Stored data
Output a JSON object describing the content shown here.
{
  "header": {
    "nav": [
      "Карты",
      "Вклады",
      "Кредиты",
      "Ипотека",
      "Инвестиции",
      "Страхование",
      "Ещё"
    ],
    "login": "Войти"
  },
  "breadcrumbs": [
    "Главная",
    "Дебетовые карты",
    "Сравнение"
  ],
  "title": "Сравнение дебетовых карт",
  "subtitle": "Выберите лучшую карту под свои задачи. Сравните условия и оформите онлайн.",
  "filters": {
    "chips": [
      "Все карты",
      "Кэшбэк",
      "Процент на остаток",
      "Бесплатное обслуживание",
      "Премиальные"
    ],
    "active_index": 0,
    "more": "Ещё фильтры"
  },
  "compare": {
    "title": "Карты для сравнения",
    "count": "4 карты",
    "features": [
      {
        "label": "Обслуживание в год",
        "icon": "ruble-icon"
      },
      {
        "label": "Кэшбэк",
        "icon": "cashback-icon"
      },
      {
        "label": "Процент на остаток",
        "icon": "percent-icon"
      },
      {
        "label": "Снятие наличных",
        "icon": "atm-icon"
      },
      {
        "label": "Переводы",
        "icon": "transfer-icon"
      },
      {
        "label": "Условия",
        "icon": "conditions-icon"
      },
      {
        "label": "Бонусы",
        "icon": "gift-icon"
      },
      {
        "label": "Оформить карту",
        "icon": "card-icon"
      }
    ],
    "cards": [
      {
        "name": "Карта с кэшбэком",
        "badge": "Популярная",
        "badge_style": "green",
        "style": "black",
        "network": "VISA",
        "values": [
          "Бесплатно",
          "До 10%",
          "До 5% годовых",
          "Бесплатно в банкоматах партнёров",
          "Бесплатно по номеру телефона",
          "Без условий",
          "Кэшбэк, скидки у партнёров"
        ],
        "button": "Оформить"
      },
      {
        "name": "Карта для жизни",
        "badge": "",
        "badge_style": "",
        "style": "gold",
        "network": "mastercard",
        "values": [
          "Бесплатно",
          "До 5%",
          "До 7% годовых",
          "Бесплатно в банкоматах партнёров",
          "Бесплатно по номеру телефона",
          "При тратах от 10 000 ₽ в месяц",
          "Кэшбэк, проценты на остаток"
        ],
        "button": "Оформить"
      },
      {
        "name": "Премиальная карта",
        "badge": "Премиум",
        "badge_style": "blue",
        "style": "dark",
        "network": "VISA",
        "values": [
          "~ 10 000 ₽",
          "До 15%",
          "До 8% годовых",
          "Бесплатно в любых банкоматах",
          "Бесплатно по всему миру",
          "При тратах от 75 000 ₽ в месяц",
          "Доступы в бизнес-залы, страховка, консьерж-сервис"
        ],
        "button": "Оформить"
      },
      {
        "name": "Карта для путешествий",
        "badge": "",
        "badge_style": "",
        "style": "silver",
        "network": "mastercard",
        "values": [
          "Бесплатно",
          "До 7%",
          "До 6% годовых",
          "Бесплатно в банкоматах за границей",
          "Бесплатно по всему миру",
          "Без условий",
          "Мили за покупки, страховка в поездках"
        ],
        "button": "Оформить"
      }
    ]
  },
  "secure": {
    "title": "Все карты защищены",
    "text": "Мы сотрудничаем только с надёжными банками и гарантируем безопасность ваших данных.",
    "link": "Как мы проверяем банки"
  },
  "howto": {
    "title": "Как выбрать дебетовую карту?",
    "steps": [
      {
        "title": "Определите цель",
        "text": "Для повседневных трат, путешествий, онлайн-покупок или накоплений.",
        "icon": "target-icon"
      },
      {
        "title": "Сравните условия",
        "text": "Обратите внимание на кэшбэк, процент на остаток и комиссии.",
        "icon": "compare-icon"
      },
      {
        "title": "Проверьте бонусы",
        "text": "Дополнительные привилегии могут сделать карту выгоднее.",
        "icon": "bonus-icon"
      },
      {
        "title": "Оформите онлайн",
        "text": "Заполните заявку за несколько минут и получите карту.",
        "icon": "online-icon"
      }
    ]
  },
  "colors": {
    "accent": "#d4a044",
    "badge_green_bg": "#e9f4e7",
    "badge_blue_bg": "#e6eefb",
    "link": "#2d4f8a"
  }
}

--- Exercise brief ---
Reproduce each entry word for word.

--- Answer to the problem ---
Output a JSON object describing the content shown here.
{
  "header": {
    "nav": [
      "Карты",
      "Вклады",
      "Кредиты",
      "Ипотека",
      "Инвестиции",
      "Страхование",
      "Ещё"
    ],
    "login": "Войти"
  },
  "breadcrumbs": [
    "Главная",
    "Дебетовые карты",
    "Сравнение"
  ],
  "title": "Сравнение дебетовых карт",
  "subtitle": "Выберите лучшую карту под свои задачи. Сравните условия и оформите онлайн.",
  "filters": {
    "chips": [
      "Все карты",
      "Кэшбэк",
      "Процент на остаток",
      "Бесплатное обслуживание",
      "Премиальные"
    ],
    "active_index": 0,
    "more": "Ещё фильтры"
  },
  "compare": {
    "title": "Карты для сравнения",
    "count": "4 карты",
    "features": [
      {
        "label": "Обслуживание в год",
        "icon": "ruble-icon"
      },
      {
        "label": "Кэшбэк",
        "icon": "cashback-icon"
      },
      {
        "label": "Процент на остаток",
        "icon": "percent-icon"
      },
      {
        "label": "Снятие наличных",
        "icon": "atm-icon"
      },
      {
        "label": "Переводы",
        "icon": "transfer-icon"
      },
      {
        "label": "Условия",
        "icon": "conditions-icon"
      },
      {
        "label": "Бонусы",
        "icon": "gift-icon"
      },
      {
        "label": "Оформить карту",
        "icon": "card-icon"
      }
    ],
    "cards": [
      {
        "name": "Карта с кэшбэком",
        "badge": "Популярная",
        "badge_style": "green",
        "style": "black",
        "network": "VISA",
        "values": [
          "Бесплатно",
          "До 10%",
          "До 5% годовых",
          "Бесплатно в банкоматах партнёров",
          "Бесплатно по номеру телефона",
          "Без условий",
          "Кэшбэк, скидки у партнёров"
        ],
        "button": "Оформить"
      },
      {
        "name": "Карта для жизни",
        "badge": "",
        "badge_style": "",
        "style": "gold",
        "network": "mastercard",
        "values": [
          "Бесплатно",
          "До 5%",
          "До 7% годовых",
          "Бесплатно в банкоматах партнёров",
          "Бесплатно по номеру телефона",
          "При тратах от 10 000 ₽ в месяц",
          "Кэшбэк, проценты на остаток"
        ],
        "button": "Оформить"
      },
      {
        "name": "Премиальная карта",
        "badge": "Премиум",
        "badge_style": "blue",
        "style": "dark",
        "network": "VISA",
        "values": [
          "~ 10 000 ₽",
          "До 15%",
          "До 8% годовых",
          "Бесплатно в любых банкоматах",
          "Бесплатно по всему миру",
          "При тратах от 75 000 ₽ в месяц",
          "Доступы в бизнес-залы, страховка, консьерж-сервис"
        ],
        "button": "Оформить"
      },
      {
        "name": "Карта для путешествий",
        "badge": "",
        "badge_style": "",
        "style": "silver",
        "network": "mastercard",
        "values": [
          "Бесплатно",
          "До 7%",
          "До 6% годовых",
          "Бесплатно в банкоматах за границей",
          "Бесплатно по всему миру",
          "Без условий",
          "Мили за покупки, страховка в поездках"
        ],
        "button": "Оформить"
      }
    ]
  },
  "secure": {
    "title": "Все карты защищены",
    "text": "Мы сотрудничаем только с надёжными банками и гарантируем безопасность ваших данных.",
    "link": "Как мы проверяем банки"
  },
  "howto": {
    "title": "Как выбрать дебетовую карту?",
    "steps": [
      {
        "title": "Определите цель",
        "text": "Для повседневных трат, путешествий, онлайн-покупок или накоплений.",
        "icon": "target-icon"
      },
      {
        "title": "Сравните условия",
        "text": "Обратите внимание на кэшбэк, процент на остаток и комиссии.",
        "icon": "compare-icon"
      },
      {
        "title": "Проверьте бонусы",
        "text": "Дополнительные привилегии могут сделать карту выгоднее.",
        "icon": "bonus-icon"
      },
      {
        "title": "Оформите онлайн",
        "text": "Заполните заявку за несколько минут и получите карту.",
        "icon": "online-icon"
      }
    ]
  },
  "colors": {
    "accent": "#d4a044",
    "badge_green_bg": "#e9f4e7",
    "badge_blue_bg": "#e6eefb",
    "link": "#2d4f8a"
  }
}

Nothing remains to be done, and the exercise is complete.